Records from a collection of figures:
►

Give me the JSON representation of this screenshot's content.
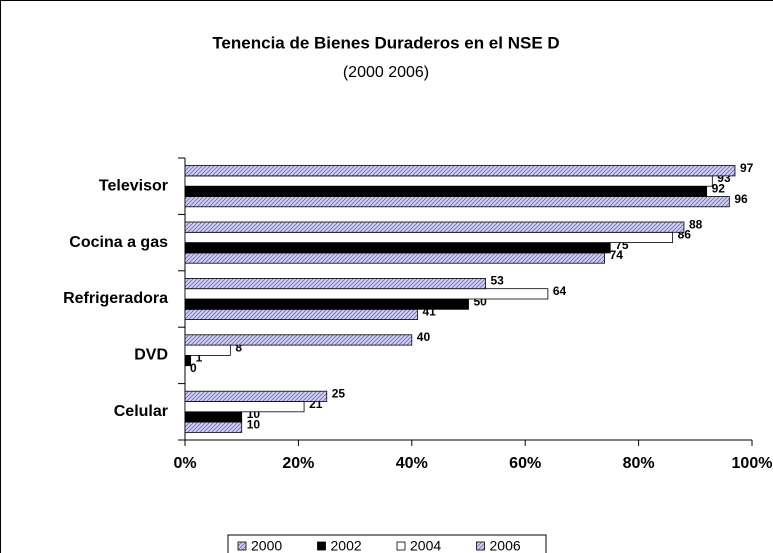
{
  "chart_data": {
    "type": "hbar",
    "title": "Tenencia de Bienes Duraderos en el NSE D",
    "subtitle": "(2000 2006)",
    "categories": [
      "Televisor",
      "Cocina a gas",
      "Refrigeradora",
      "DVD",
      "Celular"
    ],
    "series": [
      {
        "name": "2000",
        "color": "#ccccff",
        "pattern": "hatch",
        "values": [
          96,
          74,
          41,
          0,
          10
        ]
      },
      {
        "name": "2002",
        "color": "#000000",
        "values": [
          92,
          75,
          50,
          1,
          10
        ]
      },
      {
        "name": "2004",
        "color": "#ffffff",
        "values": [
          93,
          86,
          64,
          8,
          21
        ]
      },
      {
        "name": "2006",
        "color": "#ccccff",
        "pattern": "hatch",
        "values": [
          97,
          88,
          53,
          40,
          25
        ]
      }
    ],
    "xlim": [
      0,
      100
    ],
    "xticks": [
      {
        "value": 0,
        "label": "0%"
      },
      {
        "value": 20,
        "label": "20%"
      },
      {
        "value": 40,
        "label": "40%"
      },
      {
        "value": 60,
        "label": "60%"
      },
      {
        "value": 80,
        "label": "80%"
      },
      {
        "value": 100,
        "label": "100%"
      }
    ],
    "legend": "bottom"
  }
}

◄

Your objective: Your copy of the data above should match it exactly, except that pictures are left out.

Answer for the task:
Give me the JSON representation of this screenshot's content.
{
  "chart_data": {
    "type": "hbar",
    "title": "Tenencia de Bienes Duraderos en el NSE D",
    "subtitle": "(2000 2006)",
    "categories": [
      "Televisor",
      "Cocina a gas",
      "Refrigeradora",
      "DVD",
      "Celular"
    ],
    "series": [
      {
        "name": "2000",
        "color": "#ccccff",
        "pattern": "hatch",
        "values": [
          96,
          74,
          41,
          0,
          10
        ]
      },
      {
        "name": "2002",
        "color": "#000000",
        "values": [
          92,
          75,
          50,
          1,
          10
        ]
      },
      {
        "name": "2004",
        "color": "#ffffff",
        "values": [
          93,
          86,
          64,
          8,
          21
        ]
      },
      {
        "name": "2006",
        "color": "#ccccff",
        "pattern": "hatch",
        "values": [
          97,
          88,
          53,
          40,
          25
        ]
      }
    ],
    "xlim": [
      0,
      100
    ],
    "xticks": [
      {
        "value": 0,
        "label": "0%"
      },
      {
        "value": 20,
        "label": "20%"
      },
      {
        "value": 40,
        "label": "40%"
      },
      {
        "value": 60,
        "label": "60%"
      },
      {
        "value": 80,
        "label": "80%"
      },
      {
        "value": 100,
        "label": "100%"
      }
    ],
    "legend": "bottom"
  }
}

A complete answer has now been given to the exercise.